[Collected data entries]
★ ★ ★ ★ ★

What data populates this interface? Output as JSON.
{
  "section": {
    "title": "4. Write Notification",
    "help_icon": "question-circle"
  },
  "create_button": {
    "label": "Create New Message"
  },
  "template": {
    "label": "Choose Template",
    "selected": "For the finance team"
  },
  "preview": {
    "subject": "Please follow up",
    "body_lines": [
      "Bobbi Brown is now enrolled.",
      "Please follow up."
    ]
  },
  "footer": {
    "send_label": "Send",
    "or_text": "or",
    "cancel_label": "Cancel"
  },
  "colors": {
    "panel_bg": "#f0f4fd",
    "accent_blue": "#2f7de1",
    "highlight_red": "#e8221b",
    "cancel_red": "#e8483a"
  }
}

★ ★ ★ ★ ★

Pull out each line of the records holding the string "follow".

Answer:
    "subject": "Please follow up",
      "Please follow up."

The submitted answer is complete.